[Start STORED RECORDS]
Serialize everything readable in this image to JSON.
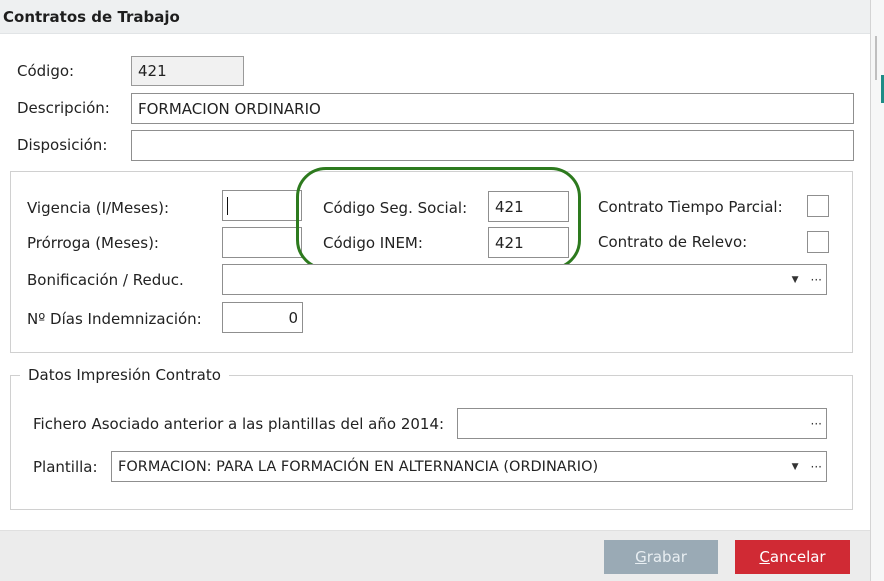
{
  "window": {
    "title": "Contratos de Trabajo"
  },
  "fields": {
    "codigo": {
      "label": "Código:",
      "value": "421"
    },
    "descripcion": {
      "label": "Descripción:",
      "value": "FORMACION ORDINARIO"
    },
    "disposicion": {
      "label": "Disposición:",
      "value": ""
    }
  },
  "contract_panel": {
    "vigencia": {
      "label": "Vigencia (I/Meses):",
      "value": ""
    },
    "prorroga": {
      "label": "Prórroga (Meses):",
      "value": ""
    },
    "codigo_seg_social": {
      "label": "Código Seg. Social:",
      "value": "421"
    },
    "codigo_inem": {
      "label": "Código INEM:",
      "value": "421"
    },
    "tiempo_parcial": {
      "label": "Contrato Tiempo Parcial:",
      "checked": false
    },
    "relevo": {
      "label": "Contrato de Relevo:",
      "checked": false
    },
    "bonificacion": {
      "label": "Bonificación / Reduc.",
      "value": ""
    },
    "dias_indemnizacion": {
      "label": "Nº Días Indemnización:",
      "value": "0"
    }
  },
  "print_panel": {
    "legend": "Datos Impresión Contrato",
    "fichero": {
      "label": "Fichero Asociado anterior a las plantillas del año 2014:",
      "value": ""
    },
    "plantilla": {
      "label": "Plantilla:",
      "value": "FORMACION: PARA LA FORMACIÓN EN ALTERNANCIA (ORDINARIO)"
    }
  },
  "buttons": {
    "grabar": {
      "label": "Grabar",
      "accel": "G",
      "rest": "rabar"
    },
    "cancelar": {
      "label": "Cancelar",
      "accel": "C",
      "rest": "ancelar"
    }
  },
  "icons": {
    "ellipsis": "···",
    "dropdown": "▼"
  },
  "colors": {
    "highlight": "#2d7a1e",
    "cancel": "#d02a34",
    "save_disabled": "#9aaab5",
    "accent": "#1e8c86"
  }
}
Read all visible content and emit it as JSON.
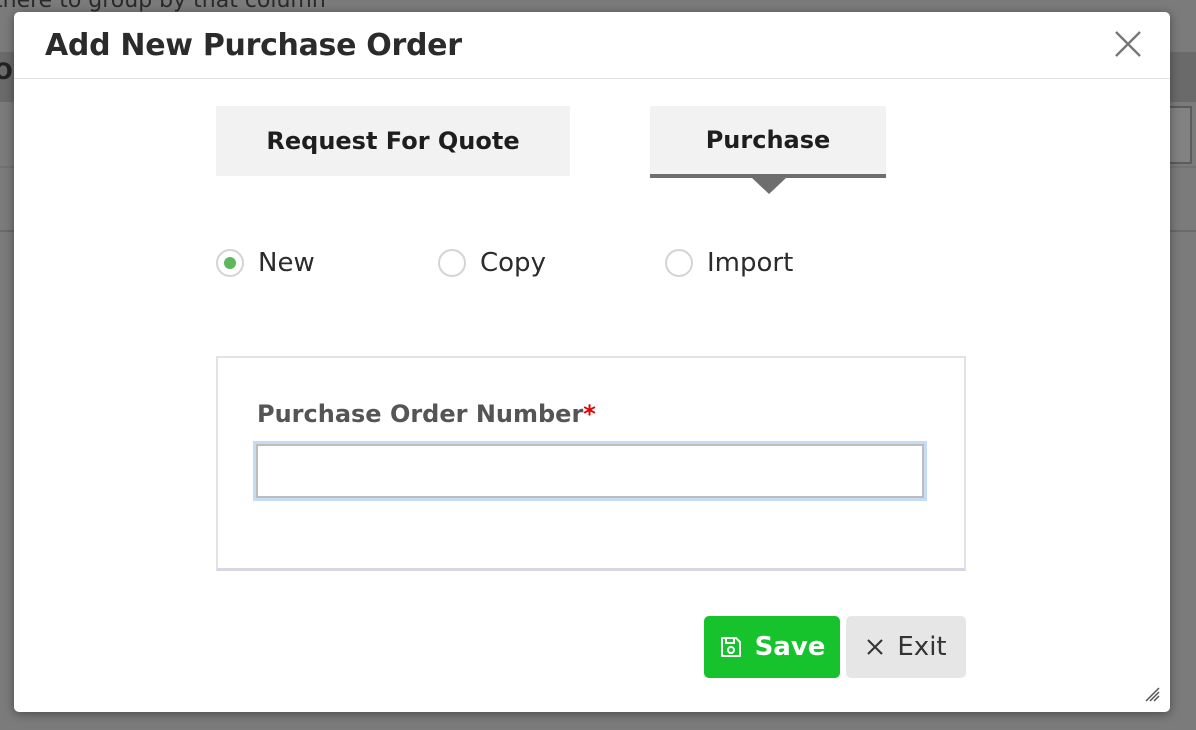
{
  "background": {
    "hint_text": "there to group by that column",
    "partial_header": "Or"
  },
  "dialog": {
    "title": "Add New Purchase Order",
    "close_icon": "close-icon"
  },
  "tabs": [
    {
      "label": "Request For Quote",
      "active": false
    },
    {
      "label": "Purchase",
      "active": true
    }
  ],
  "mode_options": [
    {
      "label": "New",
      "checked": true
    },
    {
      "label": "Copy",
      "checked": false
    },
    {
      "label": "Import",
      "checked": false
    }
  ],
  "form": {
    "po_number_label": "Purchase Order Number",
    "required_marker": "*",
    "po_number_value": "",
    "po_number_placeholder": ""
  },
  "actions": {
    "save_label": "Save",
    "save_icon": "floppy-disk-icon",
    "exit_label": "Exit",
    "exit_icon": "close-icon"
  },
  "colors": {
    "save_button": "#16c32d",
    "exit_button": "#e6e6e6",
    "radio_checked": "#5cb85c",
    "required": "#e00000",
    "input_focus": "#c6dcf6"
  }
}
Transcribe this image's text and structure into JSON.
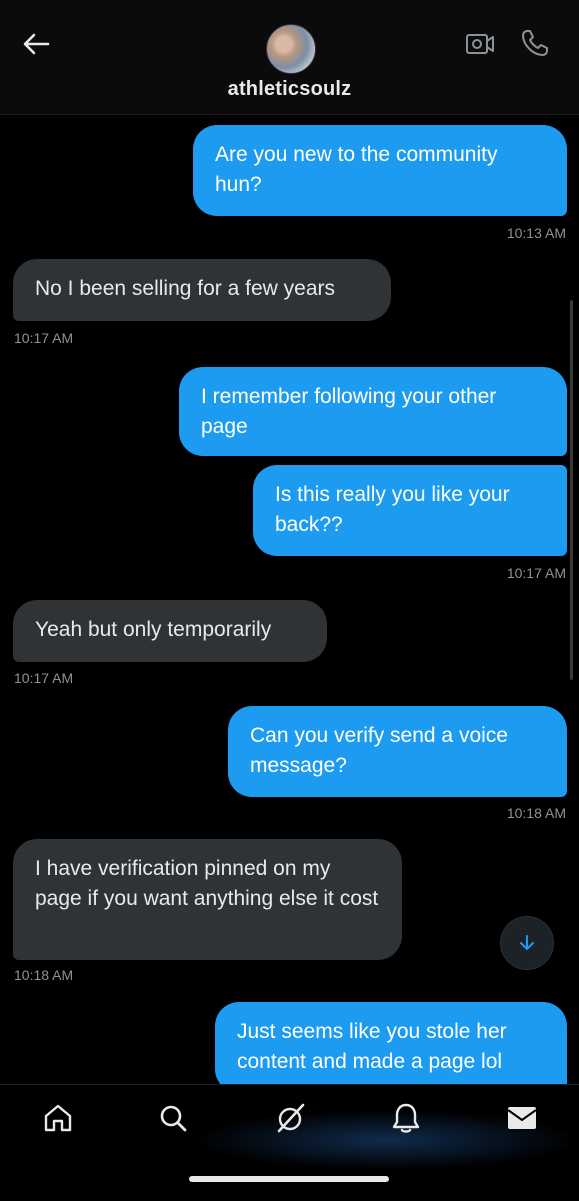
{
  "header": {
    "username": "athleticsoulz",
    "icons": {
      "back": "arrow-left-icon",
      "video": "video-call-icon",
      "phone": "phone-call-icon"
    }
  },
  "messages": [
    {
      "type": "sent",
      "text": "Are you new to the community hun?",
      "time": "10:13 AM"
    },
    {
      "type": "received",
      "text": "No I been selling for a few years",
      "time": "10:17 AM"
    },
    {
      "type": "sent",
      "text": "I remember following your other page",
      "time": ""
    },
    {
      "type": "sent",
      "text": "Is this really you like your back??",
      "time": "10:17 AM"
    },
    {
      "type": "received",
      "text": "Yeah but only temporarily",
      "time": "10:17 AM"
    },
    {
      "type": "sent",
      "text": "Can you verify send a voice message?",
      "time": "10:18 AM"
    },
    {
      "type": "received",
      "text": "I have verification pinned on my page if you want anything else it cost",
      "time": "10:18 AM"
    },
    {
      "type": "sent",
      "text": "Just seems like you stole her content and made a page lol",
      "time": ""
    }
  ],
  "bottom_nav": [
    "home-icon",
    "search-icon",
    "grok-icon",
    "notifications-bell-icon",
    "messages-envelope-icon"
  ],
  "colors": {
    "sent_bubble": "#1d9bf0",
    "received_bubble": "#2f3336",
    "background": "#000000",
    "timestamp": "#8b9399"
  }
}
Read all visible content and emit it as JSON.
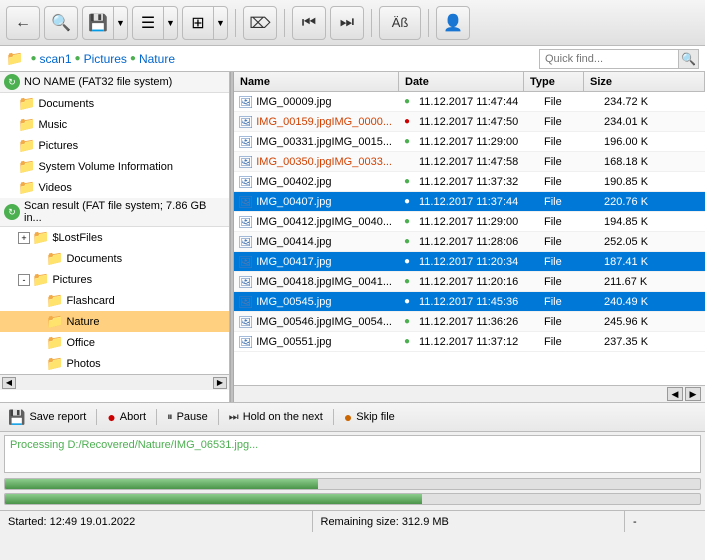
{
  "toolbar": {
    "buttons": [
      {
        "name": "back-button",
        "icon": "←",
        "has_arrow": false
      },
      {
        "name": "search-button",
        "icon": "🔍",
        "has_arrow": false
      },
      {
        "name": "save-button",
        "icon": "💾",
        "has_arrow": true
      },
      {
        "name": "list-button",
        "icon": "☰",
        "has_arrow": true
      },
      {
        "name": "view-button",
        "icon": "⊞",
        "has_arrow": true
      },
      {
        "name": "binoculars-button",
        "icon": "🔭",
        "has_arrow": false
      },
      {
        "name": "prev-button",
        "icon": "⏮",
        "has_arrow": false
      },
      {
        "name": "next-button",
        "icon": "⏭",
        "has_arrow": false
      },
      {
        "name": "text-button",
        "icon": "Äß",
        "has_arrow": false
      },
      {
        "name": "user-button",
        "icon": "👤",
        "has_arrow": false
      }
    ]
  },
  "breadcrumb": {
    "items": [
      "scan1",
      "Pictures",
      "Nature"
    ],
    "search_placeholder": "Quick find..."
  },
  "tree": {
    "items": [
      {
        "id": "no-name-drive",
        "label": "NO NAME (FAT32 file system)",
        "indent": 0,
        "type": "drive",
        "icon": "📁"
      },
      {
        "id": "documents",
        "label": "Documents",
        "indent": 1,
        "type": "folder",
        "icon": "📁"
      },
      {
        "id": "music",
        "label": "Music",
        "indent": 1,
        "type": "folder",
        "icon": "📁"
      },
      {
        "id": "pictures",
        "label": "Pictures",
        "indent": 1,
        "type": "folder",
        "icon": "📁"
      },
      {
        "id": "system-volume",
        "label": "System Volume Information",
        "indent": 1,
        "type": "folder",
        "icon": "📁"
      },
      {
        "id": "videos",
        "label": "Videos",
        "indent": 1,
        "type": "folder",
        "icon": "📁"
      },
      {
        "id": "scan-result",
        "label": "Scan result (FAT file system; 7.86 GB in...",
        "indent": 0,
        "type": "scan",
        "icon": "🔄"
      },
      {
        "id": "lost-files",
        "label": "$LostFiles",
        "indent": 1,
        "type": "folder-expand",
        "icon": "📁"
      },
      {
        "id": "documents2",
        "label": "Documents",
        "indent": 2,
        "type": "folder",
        "icon": "📁"
      },
      {
        "id": "pictures2",
        "label": "Pictures",
        "indent": 1,
        "type": "folder-expanded",
        "icon": "📁"
      },
      {
        "id": "flashcard",
        "label": "Flashcard",
        "indent": 2,
        "type": "folder",
        "icon": "📁"
      },
      {
        "id": "nature",
        "label": "Nature",
        "indent": 2,
        "type": "folder-selected",
        "icon": "📁"
      },
      {
        "id": "office",
        "label": "Office",
        "indent": 2,
        "type": "folder",
        "icon": "📁"
      },
      {
        "id": "photos",
        "label": "Photos",
        "indent": 2,
        "type": "folder",
        "icon": "📁"
      }
    ]
  },
  "files": {
    "headers": [
      "Name",
      "Date",
      "Type",
      "Size"
    ],
    "rows": [
      {
        "name": "IMG_00009.jpg",
        "dot": true,
        "dot_color": "green",
        "date": "11.12.2017 11:47:44",
        "type": "File",
        "size": "234.72 K",
        "orange": false,
        "selected": false
      },
      {
        "name": "IMG_00159.jpgIMG_0000...",
        "dot": true,
        "dot_color": "red",
        "date": "11.12.2017 11:47:50",
        "type": "File",
        "size": "234.01 K",
        "orange": true,
        "selected": false
      },
      {
        "name": "IMG_00331.jpgIMG_0015...",
        "dot": true,
        "dot_color": "green",
        "date": "11.12.2017 11:29:00",
        "type": "File",
        "size": "196.00 K",
        "orange": false,
        "selected": false
      },
      {
        "name": "IMG_00350.jpgIMG_0033...",
        "dot": false,
        "dot_color": "",
        "date": "11.12.2017 11:47:58",
        "type": "File",
        "size": "168.18 K",
        "orange": false,
        "selected": false
      },
      {
        "name": "IMG_00402.jpg",
        "dot": true,
        "dot_color": "green",
        "date": "11.12.2017 11:37:32",
        "type": "File",
        "size": "190.85 K",
        "orange": false,
        "selected": false
      },
      {
        "name": "IMG_00407.jpg",
        "dot": true,
        "dot_color": "green",
        "date": "11.12.2017 11:37:44",
        "type": "File",
        "size": "220.76 K",
        "orange": false,
        "selected": true
      },
      {
        "name": "IMG_00412.jpgIMG_0040...",
        "dot": true,
        "dot_color": "green",
        "date": "11.12.2017 11:29:00",
        "type": "File",
        "size": "194.85 K",
        "orange": false,
        "selected": false
      },
      {
        "name": "IMG_00414.jpg",
        "dot": true,
        "dot_color": "green",
        "date": "11.12.2017 11:28:06",
        "type": "File",
        "size": "252.05 K",
        "orange": false,
        "selected": false
      },
      {
        "name": "IMG_00417.jpg",
        "dot": true,
        "dot_color": "green",
        "date": "11.12.2017 11:20:34",
        "type": "File",
        "size": "187.41 K",
        "orange": false,
        "selected": true
      },
      {
        "name": "IMG_00418.jpgIMG_0041...",
        "dot": true,
        "dot_color": "green",
        "date": "11.12.2017 11:20:16",
        "type": "File",
        "size": "211.67 K",
        "orange": false,
        "selected": false
      },
      {
        "name": "IMG_00545.jpg",
        "dot": true,
        "dot_color": "green",
        "date": "11.12.2017 11:45:36",
        "type": "File",
        "size": "240.49 K",
        "orange": false,
        "selected": true
      },
      {
        "name": "IMG_00546.jpgIMG_0054...",
        "dot": true,
        "dot_color": "green",
        "date": "11.12.2017 11:36:26",
        "type": "File",
        "size": "245.96 K",
        "orange": false,
        "selected": false
      },
      {
        "name": "IMG_00551.jpg",
        "dot": true,
        "dot_color": "green",
        "date": "11.12.2017 11:37:12",
        "type": "File",
        "size": "237.35 K",
        "orange": false,
        "selected": false
      }
    ]
  },
  "bottom_toolbar": {
    "save_label": "Save report",
    "abort_label": "Abort",
    "pause_label": "Pause",
    "hold_label": "Hold on the next",
    "skip_label": "Skip file"
  },
  "log": {
    "processing_text": "Processing D:/Recovered/Nature/IMG_06531.jpg..."
  },
  "progress": {
    "bar1_percent": 45,
    "bar2_percent": 60
  },
  "status": {
    "started": "Started: 12:49 19.01.2022",
    "remaining": "Remaining size: 312.9 MB",
    "dash": "-"
  }
}
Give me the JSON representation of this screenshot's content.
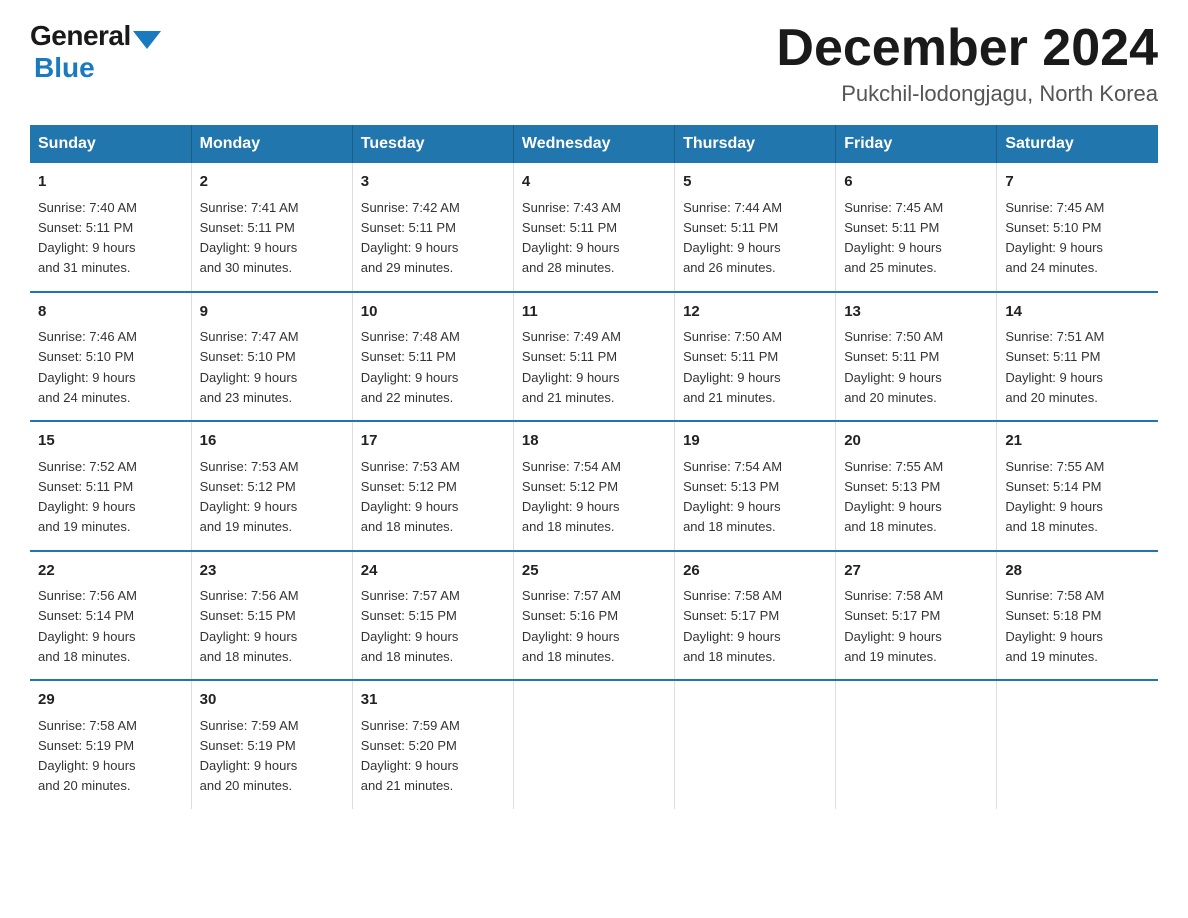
{
  "logo": {
    "general": "General",
    "blue": "Blue"
  },
  "header": {
    "title": "December 2024",
    "subtitle": "Pukchil-lodongjagu, North Korea"
  },
  "weekdays": [
    "Sunday",
    "Monday",
    "Tuesday",
    "Wednesday",
    "Thursday",
    "Friday",
    "Saturday"
  ],
  "weeks": [
    [
      {
        "day": "1",
        "sunrise": "7:40 AM",
        "sunset": "5:11 PM",
        "daylight": "9 hours and 31 minutes."
      },
      {
        "day": "2",
        "sunrise": "7:41 AM",
        "sunset": "5:11 PM",
        "daylight": "9 hours and 30 minutes."
      },
      {
        "day": "3",
        "sunrise": "7:42 AM",
        "sunset": "5:11 PM",
        "daylight": "9 hours and 29 minutes."
      },
      {
        "day": "4",
        "sunrise": "7:43 AM",
        "sunset": "5:11 PM",
        "daylight": "9 hours and 28 minutes."
      },
      {
        "day": "5",
        "sunrise": "7:44 AM",
        "sunset": "5:11 PM",
        "daylight": "9 hours and 26 minutes."
      },
      {
        "day": "6",
        "sunrise": "7:45 AM",
        "sunset": "5:11 PM",
        "daylight": "9 hours and 25 minutes."
      },
      {
        "day": "7",
        "sunrise": "7:45 AM",
        "sunset": "5:10 PM",
        "daylight": "9 hours and 24 minutes."
      }
    ],
    [
      {
        "day": "8",
        "sunrise": "7:46 AM",
        "sunset": "5:10 PM",
        "daylight": "9 hours and 24 minutes."
      },
      {
        "day": "9",
        "sunrise": "7:47 AM",
        "sunset": "5:10 PM",
        "daylight": "9 hours and 23 minutes."
      },
      {
        "day": "10",
        "sunrise": "7:48 AM",
        "sunset": "5:11 PM",
        "daylight": "9 hours and 22 minutes."
      },
      {
        "day": "11",
        "sunrise": "7:49 AM",
        "sunset": "5:11 PM",
        "daylight": "9 hours and 21 minutes."
      },
      {
        "day": "12",
        "sunrise": "7:50 AM",
        "sunset": "5:11 PM",
        "daylight": "9 hours and 21 minutes."
      },
      {
        "day": "13",
        "sunrise": "7:50 AM",
        "sunset": "5:11 PM",
        "daylight": "9 hours and 20 minutes."
      },
      {
        "day": "14",
        "sunrise": "7:51 AM",
        "sunset": "5:11 PM",
        "daylight": "9 hours and 20 minutes."
      }
    ],
    [
      {
        "day": "15",
        "sunrise": "7:52 AM",
        "sunset": "5:11 PM",
        "daylight": "9 hours and 19 minutes."
      },
      {
        "day": "16",
        "sunrise": "7:53 AM",
        "sunset": "5:12 PM",
        "daylight": "9 hours and 19 minutes."
      },
      {
        "day": "17",
        "sunrise": "7:53 AM",
        "sunset": "5:12 PM",
        "daylight": "9 hours and 18 minutes."
      },
      {
        "day": "18",
        "sunrise": "7:54 AM",
        "sunset": "5:12 PM",
        "daylight": "9 hours and 18 minutes."
      },
      {
        "day": "19",
        "sunrise": "7:54 AM",
        "sunset": "5:13 PM",
        "daylight": "9 hours and 18 minutes."
      },
      {
        "day": "20",
        "sunrise": "7:55 AM",
        "sunset": "5:13 PM",
        "daylight": "9 hours and 18 minutes."
      },
      {
        "day": "21",
        "sunrise": "7:55 AM",
        "sunset": "5:14 PM",
        "daylight": "9 hours and 18 minutes."
      }
    ],
    [
      {
        "day": "22",
        "sunrise": "7:56 AM",
        "sunset": "5:14 PM",
        "daylight": "9 hours and 18 minutes."
      },
      {
        "day": "23",
        "sunrise": "7:56 AM",
        "sunset": "5:15 PM",
        "daylight": "9 hours and 18 minutes."
      },
      {
        "day": "24",
        "sunrise": "7:57 AM",
        "sunset": "5:15 PM",
        "daylight": "9 hours and 18 minutes."
      },
      {
        "day": "25",
        "sunrise": "7:57 AM",
        "sunset": "5:16 PM",
        "daylight": "9 hours and 18 minutes."
      },
      {
        "day": "26",
        "sunrise": "7:58 AM",
        "sunset": "5:17 PM",
        "daylight": "9 hours and 18 minutes."
      },
      {
        "day": "27",
        "sunrise": "7:58 AM",
        "sunset": "5:17 PM",
        "daylight": "9 hours and 19 minutes."
      },
      {
        "day": "28",
        "sunrise": "7:58 AM",
        "sunset": "5:18 PM",
        "daylight": "9 hours and 19 minutes."
      }
    ],
    [
      {
        "day": "29",
        "sunrise": "7:58 AM",
        "sunset": "5:19 PM",
        "daylight": "9 hours and 20 minutes."
      },
      {
        "day": "30",
        "sunrise": "7:59 AM",
        "sunset": "5:19 PM",
        "daylight": "9 hours and 20 minutes."
      },
      {
        "day": "31",
        "sunrise": "7:59 AM",
        "sunset": "5:20 PM",
        "daylight": "9 hours and 21 minutes."
      },
      null,
      null,
      null,
      null
    ]
  ],
  "labels": {
    "sunrise": "Sunrise:",
    "sunset": "Sunset:",
    "daylight": "Daylight:"
  }
}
[End STORED RECORDS]
_PROBLEM TO SOLVE:_
Determine the number of lines in these entries that contain the word "Order", and write only that number.

_WORKED ANSWER:_
2